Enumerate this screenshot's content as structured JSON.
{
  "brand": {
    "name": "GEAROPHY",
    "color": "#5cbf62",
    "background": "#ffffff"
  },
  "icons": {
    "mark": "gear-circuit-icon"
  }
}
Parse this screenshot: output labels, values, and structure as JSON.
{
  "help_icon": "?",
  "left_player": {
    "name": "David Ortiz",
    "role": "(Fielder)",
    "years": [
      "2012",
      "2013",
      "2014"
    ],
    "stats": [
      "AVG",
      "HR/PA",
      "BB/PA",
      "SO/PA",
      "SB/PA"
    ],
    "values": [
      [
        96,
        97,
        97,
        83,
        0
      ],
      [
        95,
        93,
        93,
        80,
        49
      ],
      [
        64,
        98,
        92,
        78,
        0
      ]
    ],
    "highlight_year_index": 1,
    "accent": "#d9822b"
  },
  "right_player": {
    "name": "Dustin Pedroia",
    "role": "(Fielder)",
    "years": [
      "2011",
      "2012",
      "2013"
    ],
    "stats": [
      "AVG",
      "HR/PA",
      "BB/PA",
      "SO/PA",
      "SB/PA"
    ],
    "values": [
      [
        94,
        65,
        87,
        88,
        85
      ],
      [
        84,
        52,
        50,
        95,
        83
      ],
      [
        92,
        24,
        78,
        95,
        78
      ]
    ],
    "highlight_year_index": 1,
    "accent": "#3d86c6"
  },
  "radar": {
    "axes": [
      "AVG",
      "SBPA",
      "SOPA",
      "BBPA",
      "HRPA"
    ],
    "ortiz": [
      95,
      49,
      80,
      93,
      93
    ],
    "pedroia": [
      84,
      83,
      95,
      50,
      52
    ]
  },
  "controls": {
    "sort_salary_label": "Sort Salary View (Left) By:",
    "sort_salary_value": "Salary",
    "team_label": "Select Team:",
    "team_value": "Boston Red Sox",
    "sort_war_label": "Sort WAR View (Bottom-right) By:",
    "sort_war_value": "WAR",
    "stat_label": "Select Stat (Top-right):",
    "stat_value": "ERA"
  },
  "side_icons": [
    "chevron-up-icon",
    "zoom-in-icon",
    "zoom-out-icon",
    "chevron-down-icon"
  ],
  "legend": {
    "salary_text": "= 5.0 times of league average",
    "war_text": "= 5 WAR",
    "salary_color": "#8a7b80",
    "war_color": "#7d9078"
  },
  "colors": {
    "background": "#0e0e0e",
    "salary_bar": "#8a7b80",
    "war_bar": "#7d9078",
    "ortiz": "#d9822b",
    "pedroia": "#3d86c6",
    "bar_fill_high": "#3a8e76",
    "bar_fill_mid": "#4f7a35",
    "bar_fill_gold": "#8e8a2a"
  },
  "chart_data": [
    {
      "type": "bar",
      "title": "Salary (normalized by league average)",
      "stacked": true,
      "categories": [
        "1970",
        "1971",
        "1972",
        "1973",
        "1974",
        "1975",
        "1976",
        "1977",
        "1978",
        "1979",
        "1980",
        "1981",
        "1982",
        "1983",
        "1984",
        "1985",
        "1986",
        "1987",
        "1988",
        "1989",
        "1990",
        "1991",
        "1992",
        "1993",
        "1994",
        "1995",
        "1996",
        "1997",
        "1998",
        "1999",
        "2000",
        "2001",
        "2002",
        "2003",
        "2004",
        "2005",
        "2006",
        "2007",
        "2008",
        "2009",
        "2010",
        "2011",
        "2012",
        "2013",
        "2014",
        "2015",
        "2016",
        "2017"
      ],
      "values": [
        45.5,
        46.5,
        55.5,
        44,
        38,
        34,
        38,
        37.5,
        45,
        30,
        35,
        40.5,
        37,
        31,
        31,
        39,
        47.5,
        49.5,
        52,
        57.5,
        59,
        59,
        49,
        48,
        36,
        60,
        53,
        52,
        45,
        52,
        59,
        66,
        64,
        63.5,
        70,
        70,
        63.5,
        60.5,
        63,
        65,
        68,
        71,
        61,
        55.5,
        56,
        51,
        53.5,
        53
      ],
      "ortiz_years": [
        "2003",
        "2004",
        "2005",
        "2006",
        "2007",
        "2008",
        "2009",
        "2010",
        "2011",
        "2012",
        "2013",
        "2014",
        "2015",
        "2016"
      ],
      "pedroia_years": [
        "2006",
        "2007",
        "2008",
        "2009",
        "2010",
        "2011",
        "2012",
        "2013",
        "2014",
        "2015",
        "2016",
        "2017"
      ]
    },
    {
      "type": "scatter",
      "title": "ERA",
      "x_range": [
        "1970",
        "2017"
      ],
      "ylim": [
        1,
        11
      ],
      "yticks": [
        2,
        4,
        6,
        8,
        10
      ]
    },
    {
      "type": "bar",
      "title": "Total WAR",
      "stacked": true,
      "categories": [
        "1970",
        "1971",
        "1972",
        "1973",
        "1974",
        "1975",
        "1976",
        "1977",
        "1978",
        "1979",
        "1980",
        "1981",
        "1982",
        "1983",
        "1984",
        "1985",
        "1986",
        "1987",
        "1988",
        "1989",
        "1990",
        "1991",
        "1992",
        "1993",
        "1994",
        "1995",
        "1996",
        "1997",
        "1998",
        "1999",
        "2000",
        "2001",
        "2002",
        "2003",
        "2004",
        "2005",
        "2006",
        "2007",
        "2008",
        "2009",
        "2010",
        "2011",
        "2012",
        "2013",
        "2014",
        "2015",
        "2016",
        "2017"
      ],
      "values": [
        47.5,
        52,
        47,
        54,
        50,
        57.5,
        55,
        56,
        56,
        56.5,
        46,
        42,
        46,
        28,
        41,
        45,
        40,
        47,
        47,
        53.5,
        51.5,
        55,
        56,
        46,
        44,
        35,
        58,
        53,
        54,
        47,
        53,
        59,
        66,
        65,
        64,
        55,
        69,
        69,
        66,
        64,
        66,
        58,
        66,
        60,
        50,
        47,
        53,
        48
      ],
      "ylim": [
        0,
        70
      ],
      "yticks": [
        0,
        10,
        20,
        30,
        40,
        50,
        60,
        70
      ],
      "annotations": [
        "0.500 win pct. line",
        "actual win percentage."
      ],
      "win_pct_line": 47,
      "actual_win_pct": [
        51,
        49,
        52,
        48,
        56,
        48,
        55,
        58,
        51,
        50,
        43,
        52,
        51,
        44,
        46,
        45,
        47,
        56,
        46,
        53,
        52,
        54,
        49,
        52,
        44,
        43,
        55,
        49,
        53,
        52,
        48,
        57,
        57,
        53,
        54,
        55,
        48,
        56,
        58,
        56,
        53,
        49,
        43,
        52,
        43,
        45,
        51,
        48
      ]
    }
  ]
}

⁂

Your instructions: Reproduce all of the material above word for word.

Response to this exercise:
Enumerate this screenshot's content as structured JSON.
{
  "brand": {
    "name": "GEAROPHY",
    "color": "#5cbf62",
    "background": "#ffffff"
  },
  "icons": {
    "mark": "gear-circuit-icon"
  }
}
Parse this screenshot: output labels, values, and structure as JSON.
{
  "help_icon": "?",
  "left_player": {
    "name": "David Ortiz",
    "role": "(Fielder)",
    "years": [
      "2012",
      "2013",
      "2014"
    ],
    "stats": [
      "AVG",
      "HR/PA",
      "BB/PA",
      "SO/PA",
      "SB/PA"
    ],
    "values": [
      [
        96,
        97,
        97,
        83,
        0
      ],
      [
        95,
        93,
        93,
        80,
        49
      ],
      [
        64,
        98,
        92,
        78,
        0
      ]
    ],
    "highlight_year_index": 1,
    "accent": "#d9822b"
  },
  "right_player": {
    "name": "Dustin Pedroia",
    "role": "(Fielder)",
    "years": [
      "2011",
      "2012",
      "2013"
    ],
    "stats": [
      "AVG",
      "HR/PA",
      "BB/PA",
      "SO/PA",
      "SB/PA"
    ],
    "values": [
      [
        94,
        65,
        87,
        88,
        85
      ],
      [
        84,
        52,
        50,
        95,
        83
      ],
      [
        92,
        24,
        78,
        95,
        78
      ]
    ],
    "highlight_year_index": 1,
    "accent": "#3d86c6"
  },
  "radar": {
    "axes": [
      "AVG",
      "SBPA",
      "SOPA",
      "BBPA",
      "HRPA"
    ],
    "ortiz": [
      95,
      49,
      80,
      93,
      93
    ],
    "pedroia": [
      84,
      83,
      95,
      50,
      52
    ]
  },
  "controls": {
    "sort_salary_label": "Sort Salary View (Left) By:",
    "sort_salary_value": "Salary",
    "team_label": "Select Team:",
    "team_value": "Boston Red Sox",
    "sort_war_label": "Sort WAR View (Bottom-right) By:",
    "sort_war_value": "WAR",
    "stat_label": "Select Stat (Top-right):",
    "stat_value": "ERA"
  },
  "side_icons": [
    "chevron-up-icon",
    "zoom-in-icon",
    "zoom-out-icon",
    "chevron-down-icon"
  ],
  "legend": {
    "salary_text": "= 5.0 times of league average",
    "war_text": "= 5 WAR",
    "salary_color": "#8a7b80",
    "war_color": "#7d9078"
  },
  "colors": {
    "background": "#0e0e0e",
    "salary_bar": "#8a7b80",
    "war_bar": "#7d9078",
    "ortiz": "#d9822b",
    "pedroia": "#3d86c6",
    "bar_fill_high": "#3a8e76",
    "bar_fill_mid": "#4f7a35",
    "bar_fill_gold": "#8e8a2a"
  },
  "chart_data": [
    {
      "type": "bar",
      "title": "Salary (normalized by league average)",
      "stacked": true,
      "categories": [
        "1970",
        "1971",
        "1972",
        "1973",
        "1974",
        "1975",
        "1976",
        "1977",
        "1978",
        "1979",
        "1980",
        "1981",
        "1982",
        "1983",
        "1984",
        "1985",
        "1986",
        "1987",
        "1988",
        "1989",
        "1990",
        "1991",
        "1992",
        "1993",
        "1994",
        "1995",
        "1996",
        "1997",
        "1998",
        "1999",
        "2000",
        "2001",
        "2002",
        "2003",
        "2004",
        "2005",
        "2006",
        "2007",
        "2008",
        "2009",
        "2010",
        "2011",
        "2012",
        "2013",
        "2014",
        "2015",
        "2016",
        "2017"
      ],
      "values": [
        45.5,
        46.5,
        55.5,
        44,
        38,
        34,
        38,
        37.5,
        45,
        30,
        35,
        40.5,
        37,
        31,
        31,
        39,
        47.5,
        49.5,
        52,
        57.5,
        59,
        59,
        49,
        48,
        36,
        60,
        53,
        52,
        45,
        52,
        59,
        66,
        64,
        63.5,
        70,
        70,
        63.5,
        60.5,
        63,
        65,
        68,
        71,
        61,
        55.5,
        56,
        51,
        53.5,
        53
      ],
      "ortiz_years": [
        "2003",
        "2004",
        "2005",
        "2006",
        "2007",
        "2008",
        "2009",
        "2010",
        "2011",
        "2012",
        "2013",
        "2014",
        "2015",
        "2016"
      ],
      "pedroia_years": [
        "2006",
        "2007",
        "2008",
        "2009",
        "2010",
        "2011",
        "2012",
        "2013",
        "2014",
        "2015",
        "2016",
        "2017"
      ]
    },
    {
      "type": "scatter",
      "title": "ERA",
      "x_range": [
        "1970",
        "2017"
      ],
      "ylim": [
        1,
        11
      ],
      "yticks": [
        2,
        4,
        6,
        8,
        10
      ]
    },
    {
      "type": "bar",
      "title": "Total WAR",
      "stacked": true,
      "categories": [
        "1970",
        "1971",
        "1972",
        "1973",
        "1974",
        "1975",
        "1976",
        "1977",
        "1978",
        "1979",
        "1980",
        "1981",
        "1982",
        "1983",
        "1984",
        "1985",
        "1986",
        "1987",
        "1988",
        "1989",
        "1990",
        "1991",
        "1992",
        "1993",
        "1994",
        "1995",
        "1996",
        "1997",
        "1998",
        "1999",
        "2000",
        "2001",
        "2002",
        "2003",
        "2004",
        "2005",
        "2006",
        "2007",
        "2008",
        "2009",
        "2010",
        "2011",
        "2012",
        "2013",
        "2014",
        "2015",
        "2016",
        "2017"
      ],
      "values": [
        47.5,
        52,
        47,
        54,
        50,
        57.5,
        55,
        56,
        56,
        56.5,
        46,
        42,
        46,
        28,
        41,
        45,
        40,
        47,
        47,
        53.5,
        51.5,
        55,
        56,
        46,
        44,
        35,
        58,
        53,
        54,
        47,
        53,
        59,
        66,
        65,
        64,
        55,
        69,
        69,
        66,
        64,
        66,
        58,
        66,
        60,
        50,
        47,
        53,
        48
      ],
      "ylim": [
        0,
        70
      ],
      "yticks": [
        0,
        10,
        20,
        30,
        40,
        50,
        60,
        70
      ],
      "annotations": [
        "0.500 win pct. line",
        "actual win percentage."
      ],
      "win_pct_line": 47,
      "actual_win_pct": [
        51,
        49,
        52,
        48,
        56,
        48,
        55,
        58,
        51,
        50,
        43,
        52,
        51,
        44,
        46,
        45,
        47,
        56,
        46,
        53,
        52,
        54,
        49,
        52,
        44,
        43,
        55,
        49,
        53,
        52,
        48,
        57,
        57,
        53,
        54,
        55,
        48,
        56,
        58,
        56,
        53,
        49,
        43,
        52,
        43,
        45,
        51,
        48
      ]
    }
  ]
}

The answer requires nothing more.